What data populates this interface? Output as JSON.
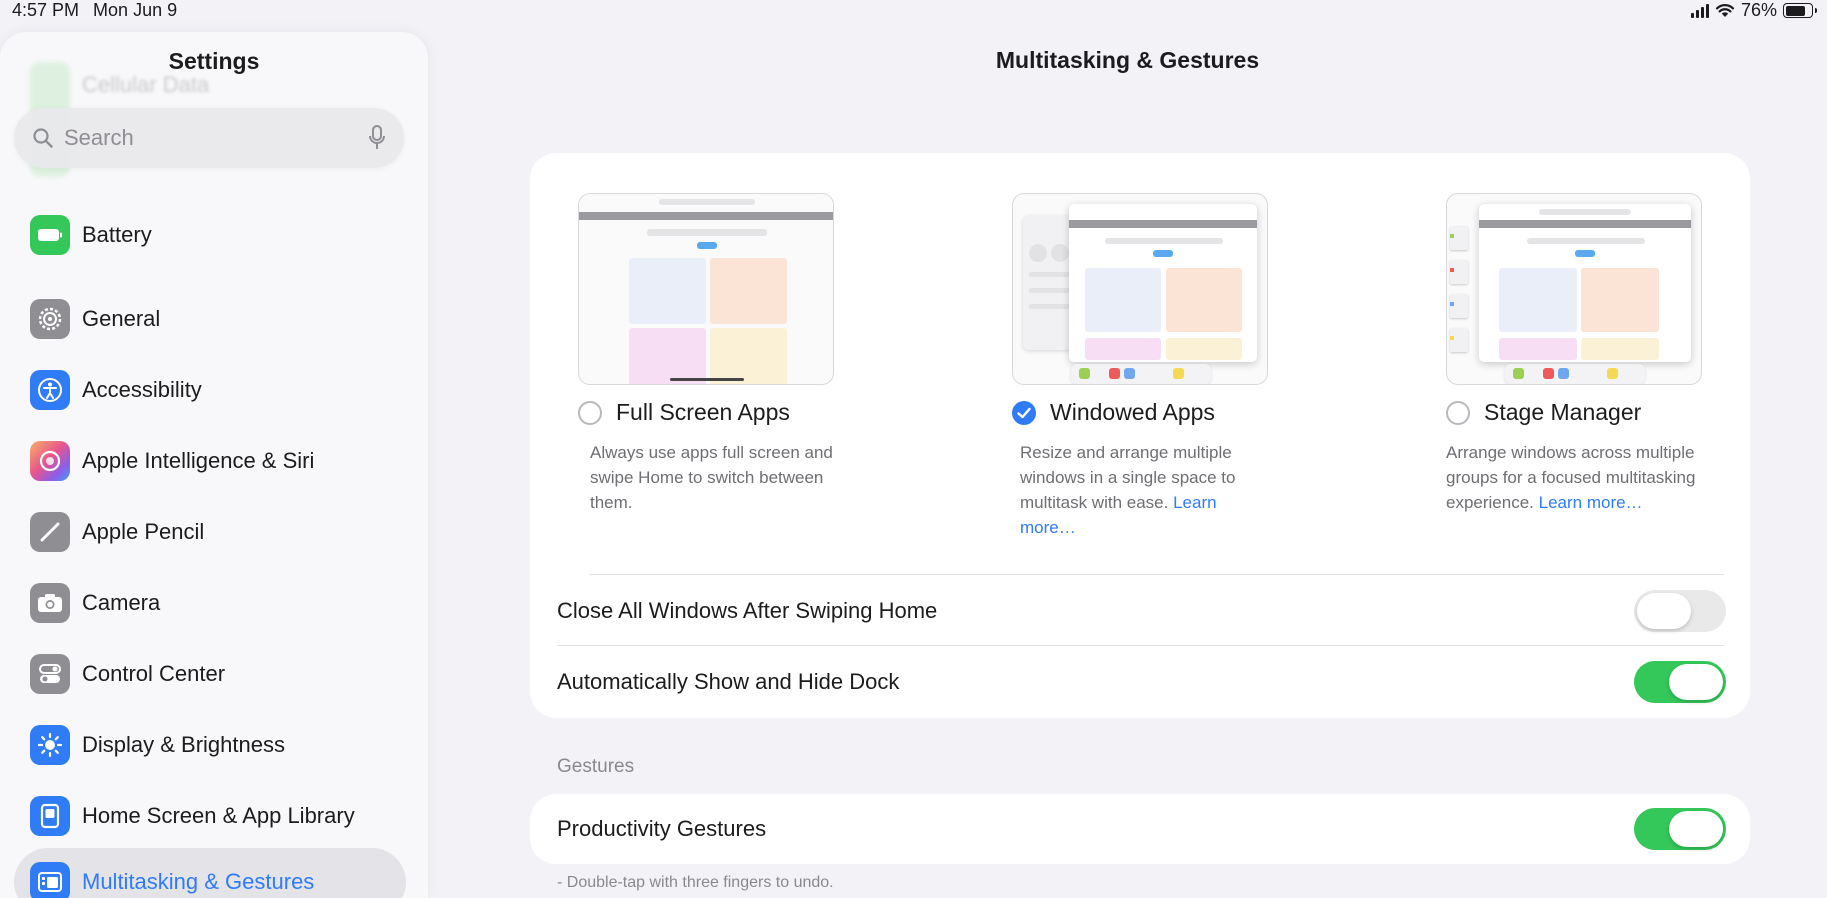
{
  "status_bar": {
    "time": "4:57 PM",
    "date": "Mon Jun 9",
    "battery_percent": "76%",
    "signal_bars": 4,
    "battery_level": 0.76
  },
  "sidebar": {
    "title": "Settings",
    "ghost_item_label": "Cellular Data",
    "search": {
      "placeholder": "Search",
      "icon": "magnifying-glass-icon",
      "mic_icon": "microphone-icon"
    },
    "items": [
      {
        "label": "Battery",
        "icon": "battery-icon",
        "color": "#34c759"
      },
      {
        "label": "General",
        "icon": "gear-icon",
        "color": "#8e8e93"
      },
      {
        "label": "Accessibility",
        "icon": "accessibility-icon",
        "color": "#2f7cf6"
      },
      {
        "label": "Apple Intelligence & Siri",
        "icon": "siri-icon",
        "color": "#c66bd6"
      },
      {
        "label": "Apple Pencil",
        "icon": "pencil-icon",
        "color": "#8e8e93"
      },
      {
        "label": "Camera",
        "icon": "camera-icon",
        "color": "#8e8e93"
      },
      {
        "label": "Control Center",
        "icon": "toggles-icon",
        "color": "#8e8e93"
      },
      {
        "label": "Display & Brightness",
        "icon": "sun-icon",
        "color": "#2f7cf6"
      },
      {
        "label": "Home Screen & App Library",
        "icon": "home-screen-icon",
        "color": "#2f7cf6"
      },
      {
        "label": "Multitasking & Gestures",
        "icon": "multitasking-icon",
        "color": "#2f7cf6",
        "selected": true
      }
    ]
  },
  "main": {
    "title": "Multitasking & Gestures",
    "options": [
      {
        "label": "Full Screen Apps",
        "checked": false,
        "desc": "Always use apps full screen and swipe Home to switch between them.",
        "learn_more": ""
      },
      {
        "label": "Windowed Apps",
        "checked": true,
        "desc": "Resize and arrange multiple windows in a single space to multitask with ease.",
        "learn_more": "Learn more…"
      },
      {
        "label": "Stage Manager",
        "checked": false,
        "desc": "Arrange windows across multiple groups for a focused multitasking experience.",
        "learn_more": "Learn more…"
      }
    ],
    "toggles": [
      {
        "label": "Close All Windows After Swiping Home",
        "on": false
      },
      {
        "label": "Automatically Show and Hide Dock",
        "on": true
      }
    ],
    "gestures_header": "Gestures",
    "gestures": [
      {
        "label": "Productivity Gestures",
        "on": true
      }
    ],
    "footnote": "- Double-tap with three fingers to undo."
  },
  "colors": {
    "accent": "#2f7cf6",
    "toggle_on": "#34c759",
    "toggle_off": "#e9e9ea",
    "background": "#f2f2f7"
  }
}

#### [Task brief]
Using the listing above, show each line holding the string "with".

#### [Solution below]
        "desc": "Resize and arrange multiple windows in a single space to multitask with ease.",
    "footnote": "- Double-tap with three fingers to undo."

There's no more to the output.